The request: What follows is a set of records; restate each one word for word and drop the pictures.

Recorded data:
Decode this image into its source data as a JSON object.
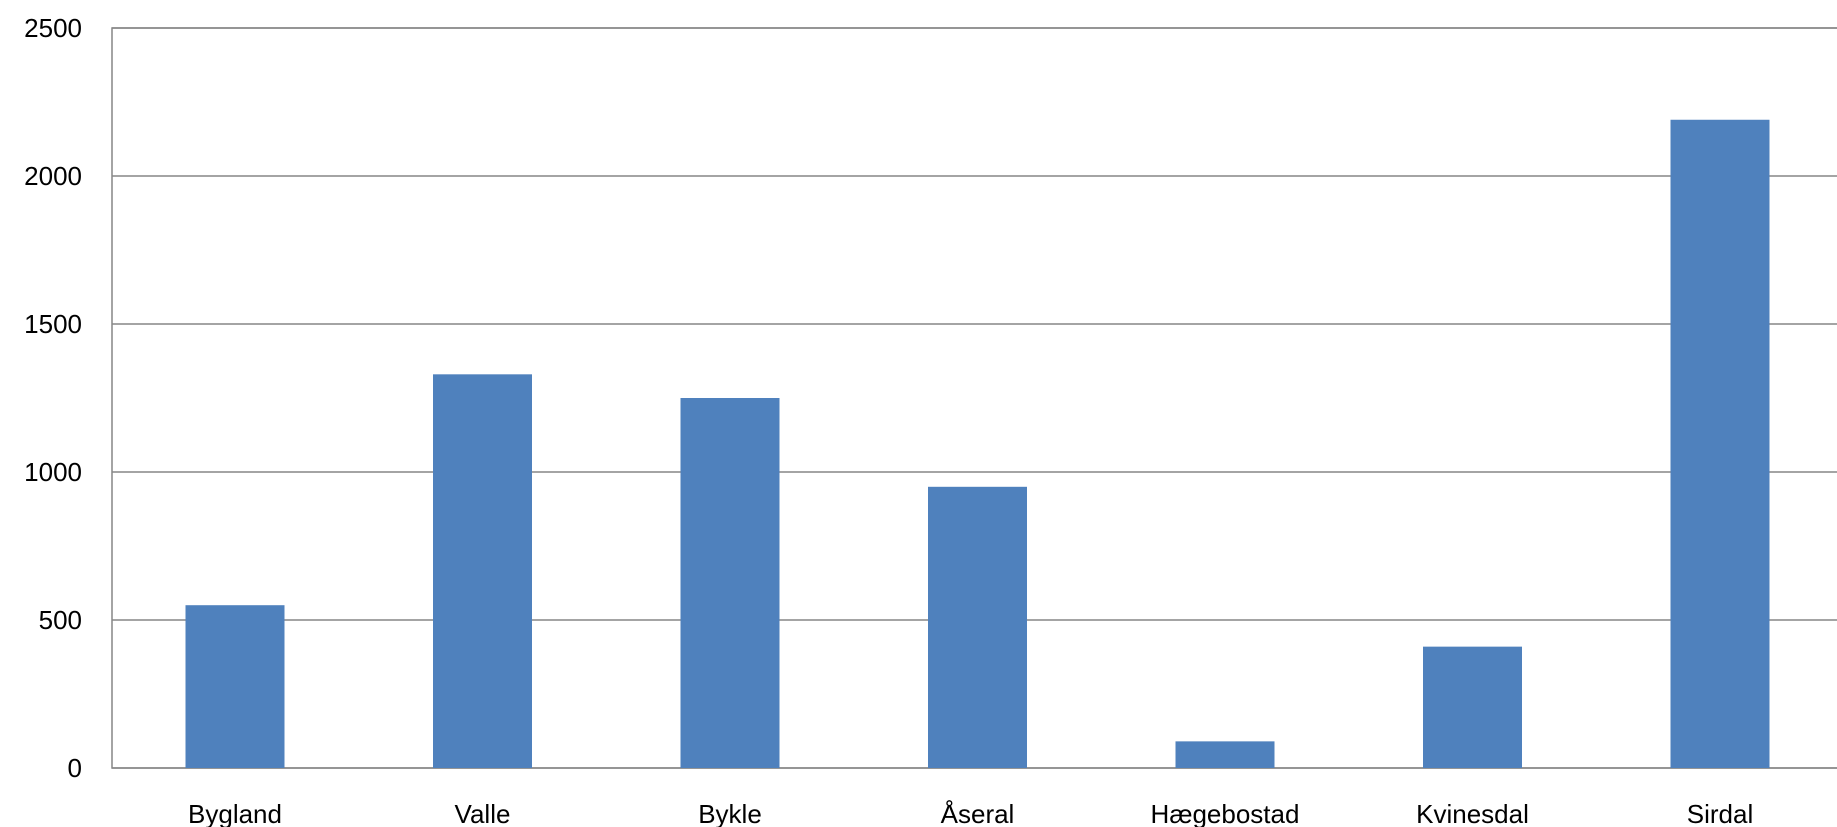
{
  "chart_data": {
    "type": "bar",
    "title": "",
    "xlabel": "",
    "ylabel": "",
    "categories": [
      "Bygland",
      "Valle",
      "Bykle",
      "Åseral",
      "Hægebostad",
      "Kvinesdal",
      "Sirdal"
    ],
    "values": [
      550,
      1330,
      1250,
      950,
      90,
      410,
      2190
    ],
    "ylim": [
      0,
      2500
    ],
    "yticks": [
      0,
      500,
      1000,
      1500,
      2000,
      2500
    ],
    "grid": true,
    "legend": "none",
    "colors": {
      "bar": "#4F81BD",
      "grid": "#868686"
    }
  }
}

Answer for this exercise:
Decode this image into its source data as a JSON object.
{
  "chart_data": {
    "type": "bar",
    "title": "",
    "xlabel": "",
    "ylabel": "",
    "categories": [
      "Bygland",
      "Valle",
      "Bykle",
      "Åseral",
      "Hægebostad",
      "Kvinesdal",
      "Sirdal"
    ],
    "values": [
      550,
      1330,
      1250,
      950,
      90,
      410,
      2190
    ],
    "ylim": [
      0,
      2500
    ],
    "yticks": [
      0,
      500,
      1000,
      1500,
      2000,
      2500
    ],
    "grid": true,
    "legend": "none",
    "colors": {
      "bar": "#4F81BD",
      "grid": "#868686"
    }
  }
}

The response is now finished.